(Entries taken from a collection)
______________________________
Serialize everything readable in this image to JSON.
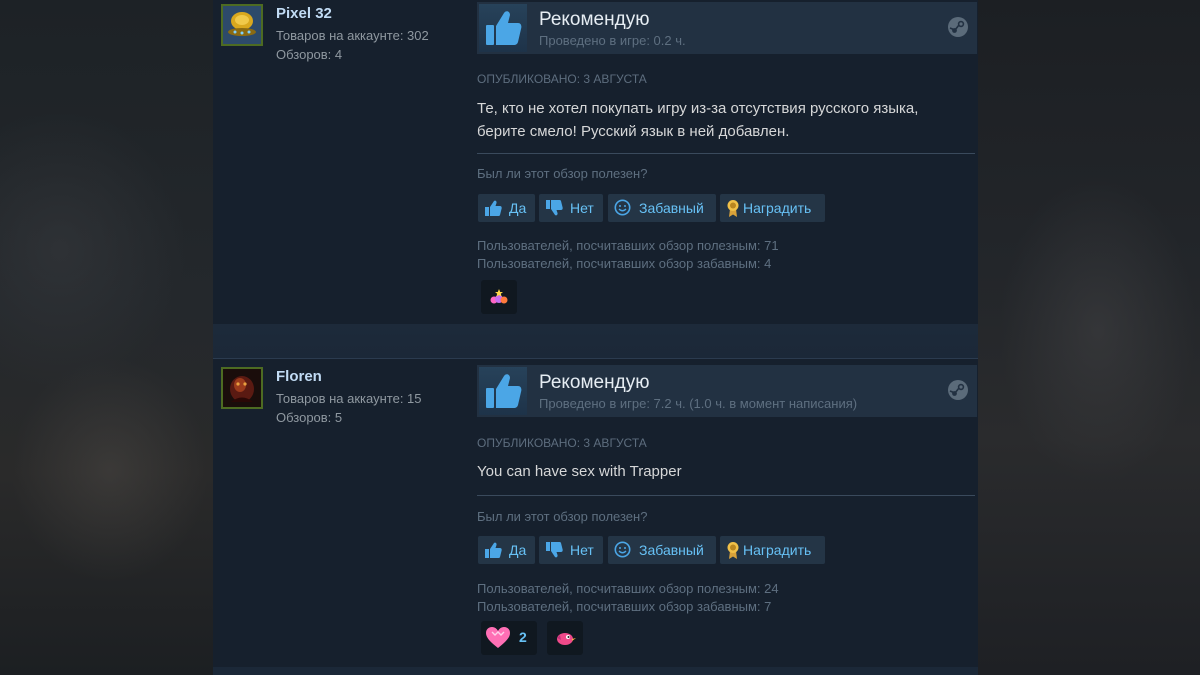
{
  "reviews": [
    {
      "username": "Pixel 32",
      "products": "Товаров на аккаунте: 302",
      "reviews_count": "Обзоров: 4",
      "verdict": "Рекомендую",
      "hours": "Проведено в игре: 0.2 ч.",
      "posted": "ОПУБЛИКОВАНО: 3 АВГУСТА",
      "text_line1": "Те, кто не хотел покупать игру из-за отсутствия русского языка,",
      "text_line2": "берите смело! Русский язык в ней добавлен.",
      "helpful_question": "Был ли этот обзор полезен?",
      "btn_yes": "Да",
      "btn_no": "Нет",
      "btn_funny": "Забавный",
      "btn_award": "Наградить",
      "helpful_stat": "Пользователей, посчитавших обзор полезным: 71",
      "funny_stat": "Пользователей, посчитавших обзор забавным: 4"
    },
    {
      "username": "Floren",
      "products": "Товаров на аккаунте: 15",
      "reviews_count": "Обзоров: 5",
      "verdict": "Рекомендую",
      "hours": "Проведено в игре: 7.2 ч. (1.0 ч. в момент написания)",
      "posted": "ОПУБЛИКОВАНО: 3 АВГУСТА",
      "text_line1": "You can have sex with Trapper",
      "helpful_question": "Был ли этот обзор полезен?",
      "btn_yes": "Да",
      "btn_no": "Нет",
      "btn_funny": "Забавный",
      "btn_award": "Наградить",
      "helpful_stat": "Пользователей, посчитавших обзор полезным: 24",
      "funny_stat": "Пользователей, посчитавших обзор забавным: 7",
      "award_count": "2"
    }
  ],
  "icons": {
    "thumb": "thumbs-up-icon",
    "steam": "steam-logo-icon",
    "yes": "thumb-up-small-icon",
    "no": "thumb-down-small-icon",
    "funny": "smiley-icon",
    "award": "award-ribbon-icon"
  },
  "colors": {
    "link": "#67c1f5",
    "review_bg": "#16202d",
    "header_bg": "#223142",
    "thumb_blue": "#4ba6e6",
    "avatar_border": "#4d6b22"
  }
}
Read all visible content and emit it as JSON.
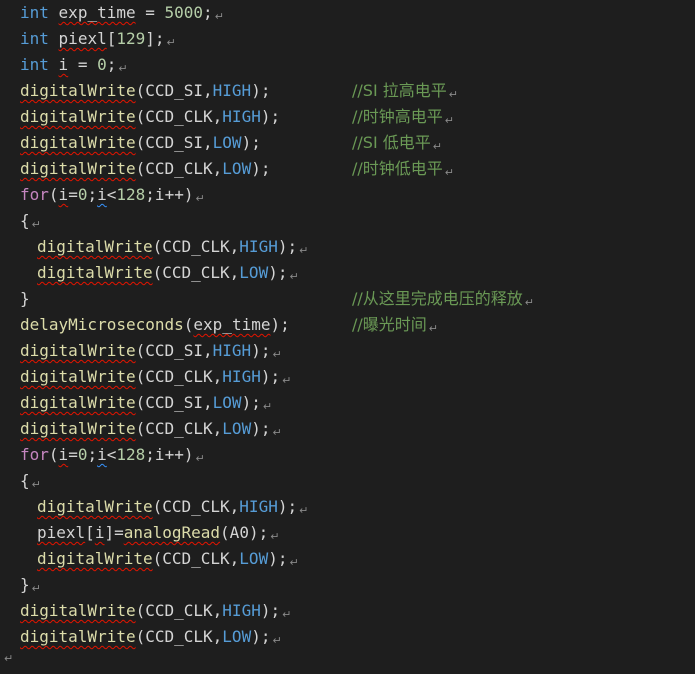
{
  "paragraph_mark": "↵",
  "lines": [
    {
      "parts": [
        [
          "int",
          "kw"
        ],
        [
          " "
        ],
        [
          "exp_time",
          "sq"
        ],
        [
          " = "
        ],
        [
          "5000",
          "num"
        ],
        [
          ";"
        ]
      ],
      "mark": true
    },
    {
      "parts": [
        [
          "int",
          "kw"
        ],
        [
          " "
        ],
        [
          "piexl",
          "sq"
        ],
        [
          "["
        ],
        [
          "129",
          "num"
        ],
        [
          "];"
        ]
      ],
      "mark": true
    },
    {
      "parts": [
        [
          "int",
          "kw"
        ],
        [
          " "
        ],
        [
          "i",
          "sq"
        ],
        [
          " = "
        ],
        [
          "0",
          "num"
        ],
        [
          ";"
        ]
      ],
      "mark": true
    },
    {
      "parts": [
        [
          "digitalWrite",
          "fn sq"
        ],
        [
          "(CCD_SI,"
        ],
        [
          "HIGH",
          "const"
        ],
        [
          ");"
        ]
      ],
      "mark": false,
      "comment": "//SI 拉高电平"
    },
    {
      "parts": [
        [
          "digitalWrite",
          "fn sq"
        ],
        [
          "(CCD_CLK,"
        ],
        [
          "HIGH",
          "const"
        ],
        [
          ");"
        ]
      ],
      "mark": false,
      "comment": "//时钟高电平"
    },
    {
      "parts": [
        [
          "digitalWrite",
          "fn sq"
        ],
        [
          "(CCD_SI,"
        ],
        [
          "LOW",
          "const"
        ],
        [
          ");"
        ]
      ],
      "mark": false,
      "comment": "//SI 低电平"
    },
    {
      "parts": [
        [
          "digitalWrite",
          "fn sq"
        ],
        [
          "(CCD_CLK,"
        ],
        [
          "LOW",
          "const"
        ],
        [
          ");"
        ]
      ],
      "mark": false,
      "comment": "//时钟低电平"
    },
    {
      "parts": [
        [
          "for",
          "cf"
        ],
        [
          "("
        ],
        [
          "i",
          "sq"
        ],
        [
          "="
        ],
        [
          "0",
          "num"
        ],
        [
          ";"
        ],
        [
          "i",
          "sqb"
        ],
        [
          "<"
        ],
        [
          "128",
          "num"
        ],
        [
          ";i++)"
        ]
      ],
      "mark": true
    },
    {
      "parts": [
        [
          "{"
        ]
      ],
      "mark": true
    },
    {
      "indent": true,
      "parts": [
        [
          "digitalWrite",
          "fn sq"
        ],
        [
          "(CCD_CLK,"
        ],
        [
          "HIGH",
          "const"
        ],
        [
          ");"
        ]
      ],
      "mark": true
    },
    {
      "indent": true,
      "parts": [
        [
          "digitalWrite",
          "fn sq"
        ],
        [
          "(CCD_CLK,"
        ],
        [
          "LOW",
          "const"
        ],
        [
          ");"
        ]
      ],
      "mark": true
    },
    {
      "parts": [
        [
          "}"
        ]
      ],
      "mark": false,
      "comment": "//从这里完成电压的释放"
    },
    {
      "parts": [
        [
          "delayMicroseconds",
          "fn"
        ],
        [
          "("
        ],
        [
          "exp_time",
          "sq"
        ],
        [
          ");"
        ]
      ],
      "mark": false,
      "comment": "//曝光时间"
    },
    {
      "parts": [
        [
          "digitalWrite",
          "fn sq"
        ],
        [
          "(CCD_SI,"
        ],
        [
          "HIGH",
          "const"
        ],
        [
          ");"
        ]
      ],
      "mark": true
    },
    {
      "parts": [
        [
          "digitalWrite",
          "fn sq"
        ],
        [
          "(CCD_CLK,"
        ],
        [
          "HIGH",
          "const"
        ],
        [
          ");"
        ]
      ],
      "mark": true
    },
    {
      "parts": [
        [
          "digitalWrite",
          "fn sq"
        ],
        [
          "(CCD_SI,"
        ],
        [
          "LOW",
          "const"
        ],
        [
          ");"
        ]
      ],
      "mark": true
    },
    {
      "parts": [
        [
          "digitalWrite",
          "fn sq"
        ],
        [
          "(CCD_CLK,"
        ],
        [
          "LOW",
          "const"
        ],
        [
          ");"
        ]
      ],
      "mark": true
    },
    {
      "parts": [
        [
          "for",
          "cf"
        ],
        [
          "("
        ],
        [
          "i",
          "sq"
        ],
        [
          "="
        ],
        [
          "0",
          "num"
        ],
        [
          ";"
        ],
        [
          "i",
          "sqb"
        ],
        [
          "<"
        ],
        [
          "128",
          "num"
        ],
        [
          ";i++)"
        ]
      ],
      "mark": true
    },
    {
      "parts": [
        [
          "{"
        ]
      ],
      "mark": true
    },
    {
      "indent": true,
      "parts": [
        [
          "digitalWrite",
          "fn sq"
        ],
        [
          "(CCD_CLK,"
        ],
        [
          "HIGH",
          "const"
        ],
        [
          ");"
        ]
      ],
      "mark": true
    },
    {
      "indent": true,
      "parts": [
        [
          "piexl",
          "sq"
        ],
        [
          "["
        ],
        [
          "i",
          "sq"
        ],
        [
          "]="
        ],
        [
          "analogRead",
          "fn sq"
        ],
        [
          "(A0);"
        ]
      ],
      "mark": true
    },
    {
      "indent": true,
      "parts": [
        [
          "digitalWrite",
          "fn sq"
        ],
        [
          "(CCD_CLK,"
        ],
        [
          "LOW",
          "const"
        ],
        [
          ");"
        ]
      ],
      "mark": true
    },
    {
      "parts": [
        [
          "}"
        ]
      ],
      "mark": true
    },
    {
      "parts": [
        [
          "digitalWrite",
          "fn sq"
        ],
        [
          "(CCD_CLK,"
        ],
        [
          "HIGH",
          "const"
        ],
        [
          ");"
        ]
      ],
      "mark": true
    },
    {
      "parts": [
        [
          "digitalWrite",
          "fn sq"
        ],
        [
          "(CCD_CLK,"
        ],
        [
          "LOW",
          "const"
        ],
        [
          ");"
        ]
      ],
      "mark": true
    }
  ],
  "colors": {
    "background": "#1e1e1e",
    "text": "#d4d4d4",
    "keyword": "#569cd6",
    "function": "#dcdcaa",
    "control": "#c586c0",
    "number": "#b5cea8",
    "comment": "#6a9955",
    "squiggle_error": "#e51400",
    "squiggle_info": "#3794ff"
  }
}
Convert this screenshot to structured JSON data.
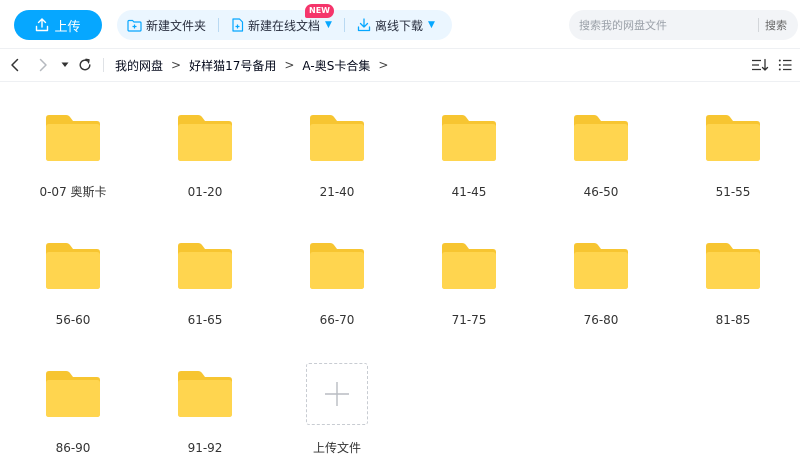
{
  "toolbar": {
    "upload_label": "上传",
    "new_folder_label": "新建文件夹",
    "new_online_doc_label": "新建在线文档",
    "new_badge": "NEW",
    "offline_download_label": "离线下载",
    "search_placeholder": "搜索我的网盘文件",
    "search_button": "搜索"
  },
  "breadcrumb": [
    "我的网盘",
    "好样猫17号备用",
    "A-奥S卡合集"
  ],
  "breadcrumb_separator": ">",
  "items": [
    {
      "label": "0-07 奥斯卡"
    },
    {
      "label": "01-20"
    },
    {
      "label": "21-40"
    },
    {
      "label": "41-45"
    },
    {
      "label": "46-50"
    },
    {
      "label": "51-55"
    },
    {
      "label": "56-60"
    },
    {
      "label": "61-65"
    },
    {
      "label": "66-70"
    },
    {
      "label": "71-75"
    },
    {
      "label": "76-80"
    },
    {
      "label": "81-85"
    },
    {
      "label": "86-90"
    },
    {
      "label": "91-92"
    }
  ],
  "upload_tile_label": "上传文件",
  "colors": {
    "accent": "#06a7ff",
    "folder_body": "#ffd54f",
    "folder_tab": "#f7c531",
    "badge": "#f5356b"
  },
  "icons": {
    "upload": "upload-icon",
    "new_folder": "new-folder-icon",
    "new_doc": "new-doc-icon",
    "download": "download-icon",
    "back": "chevron-left-icon",
    "forward": "chevron-right-icon",
    "history": "caret-down-icon",
    "refresh": "refresh-icon",
    "sort": "sort-icon",
    "list_view": "list-view-icon",
    "folder": "folder-icon",
    "plus": "plus-icon"
  }
}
______________________________
Only lines with the word "полезным" are wanted, so copy each one from the records.

▸ **OUTPUT OF THE EXERCISE**:
      "helpful_stat": "Пользователей, посчитавших обзор полезным: 71",
      "helpful_stat": "Пользователей, посчитавших обзор полезным: 24",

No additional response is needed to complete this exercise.